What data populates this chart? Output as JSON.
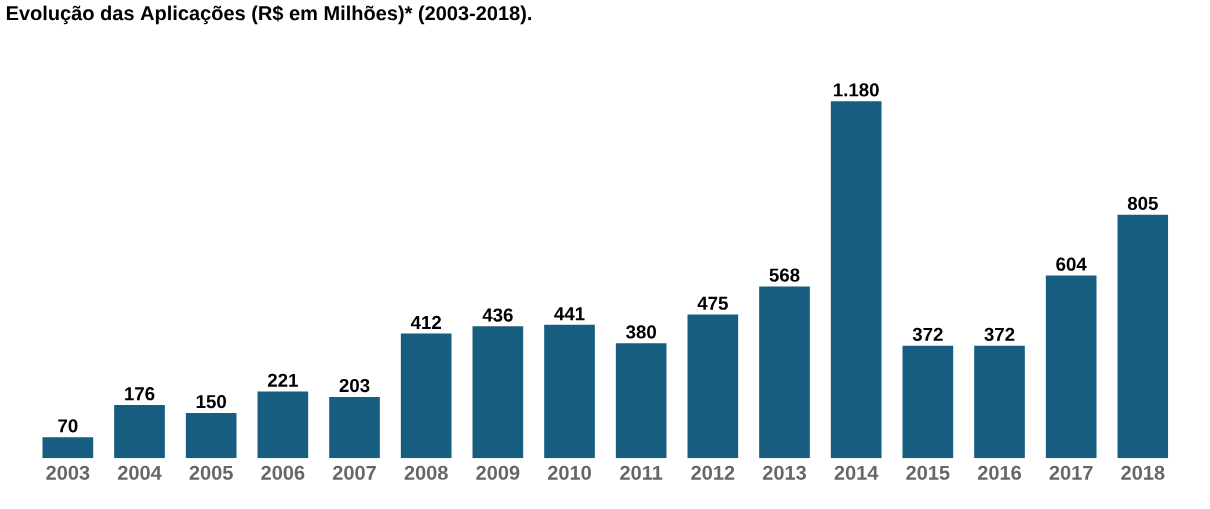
{
  "chart_data": {
    "type": "bar",
    "title": "Evolução das Aplicações (R$ em Milhões)* (2003-2018).",
    "categories": [
      "2003",
      "2004",
      "2005",
      "2006",
      "2007",
      "2008",
      "2009",
      "2010",
      "2011",
      "2012",
      "2013",
      "2014",
      "2015",
      "2016",
      "2017",
      "2018"
    ],
    "values": [
      70,
      176,
      150,
      221,
      203,
      412,
      436,
      441,
      380,
      475,
      568,
      1180,
      372,
      372,
      604,
      805
    ],
    "value_labels": [
      "70",
      "176",
      "150",
      "221",
      "203",
      "412",
      "436",
      "441",
      "380",
      "475",
      "568",
      "1.180",
      "372",
      "372",
      "604",
      "805"
    ],
    "color": "#175d7f"
  }
}
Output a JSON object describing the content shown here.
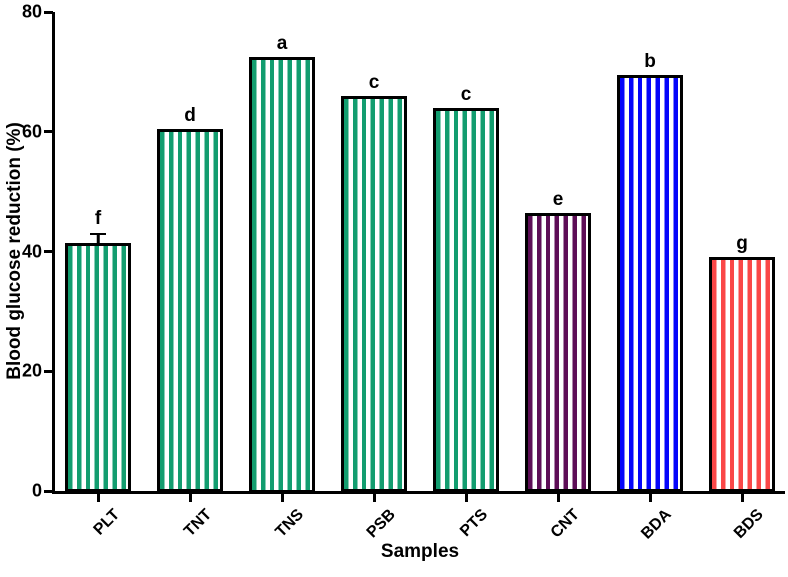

▬▬▬

GIVEN PROBLEM:
Only the number is wanted: how many lines in the preceding entries hold the string "Output"?

TASK SOLUTION:
2